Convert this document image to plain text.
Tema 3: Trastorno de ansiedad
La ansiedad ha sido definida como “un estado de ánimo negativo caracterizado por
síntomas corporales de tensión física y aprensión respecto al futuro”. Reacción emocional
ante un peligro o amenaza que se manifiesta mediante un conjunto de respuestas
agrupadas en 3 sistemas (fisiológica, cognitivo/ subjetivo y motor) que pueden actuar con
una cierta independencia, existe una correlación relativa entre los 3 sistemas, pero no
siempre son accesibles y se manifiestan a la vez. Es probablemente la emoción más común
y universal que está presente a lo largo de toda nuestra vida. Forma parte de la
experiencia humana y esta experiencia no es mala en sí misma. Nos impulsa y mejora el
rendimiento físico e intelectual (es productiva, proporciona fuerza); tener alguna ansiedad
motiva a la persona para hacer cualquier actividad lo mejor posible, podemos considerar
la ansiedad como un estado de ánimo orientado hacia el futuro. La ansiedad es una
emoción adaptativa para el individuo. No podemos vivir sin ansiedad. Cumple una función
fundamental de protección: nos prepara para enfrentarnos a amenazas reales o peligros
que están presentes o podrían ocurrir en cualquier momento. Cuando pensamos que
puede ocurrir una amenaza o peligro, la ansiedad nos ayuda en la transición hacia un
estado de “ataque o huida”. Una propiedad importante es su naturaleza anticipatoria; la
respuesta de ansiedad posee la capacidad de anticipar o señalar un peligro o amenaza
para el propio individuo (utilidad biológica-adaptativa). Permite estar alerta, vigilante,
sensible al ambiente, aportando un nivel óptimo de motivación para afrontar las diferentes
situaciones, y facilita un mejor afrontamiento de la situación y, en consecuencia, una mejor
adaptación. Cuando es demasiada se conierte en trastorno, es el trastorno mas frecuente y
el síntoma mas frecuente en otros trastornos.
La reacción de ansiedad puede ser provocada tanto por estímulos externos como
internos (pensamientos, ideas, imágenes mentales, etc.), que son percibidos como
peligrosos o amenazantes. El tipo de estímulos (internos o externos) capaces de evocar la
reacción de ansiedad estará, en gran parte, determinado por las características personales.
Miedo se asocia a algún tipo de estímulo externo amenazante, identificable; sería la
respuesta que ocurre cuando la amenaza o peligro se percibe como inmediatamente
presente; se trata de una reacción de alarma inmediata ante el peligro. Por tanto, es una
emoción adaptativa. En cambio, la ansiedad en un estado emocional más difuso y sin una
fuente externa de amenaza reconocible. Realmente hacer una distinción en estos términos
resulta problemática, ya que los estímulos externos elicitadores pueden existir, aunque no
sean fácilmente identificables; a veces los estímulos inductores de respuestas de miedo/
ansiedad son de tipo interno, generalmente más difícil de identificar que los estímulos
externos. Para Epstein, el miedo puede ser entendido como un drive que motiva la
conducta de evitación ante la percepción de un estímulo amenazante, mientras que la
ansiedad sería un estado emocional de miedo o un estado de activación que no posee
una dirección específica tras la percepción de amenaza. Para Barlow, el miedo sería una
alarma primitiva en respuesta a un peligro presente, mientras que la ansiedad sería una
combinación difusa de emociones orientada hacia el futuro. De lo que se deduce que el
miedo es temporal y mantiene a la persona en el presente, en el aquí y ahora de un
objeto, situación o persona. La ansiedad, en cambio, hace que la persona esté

» WORK TASK
Find how many lines of the listing include the word "parte", and state that number by itself.

» RESPONSE TO THIS TASK
2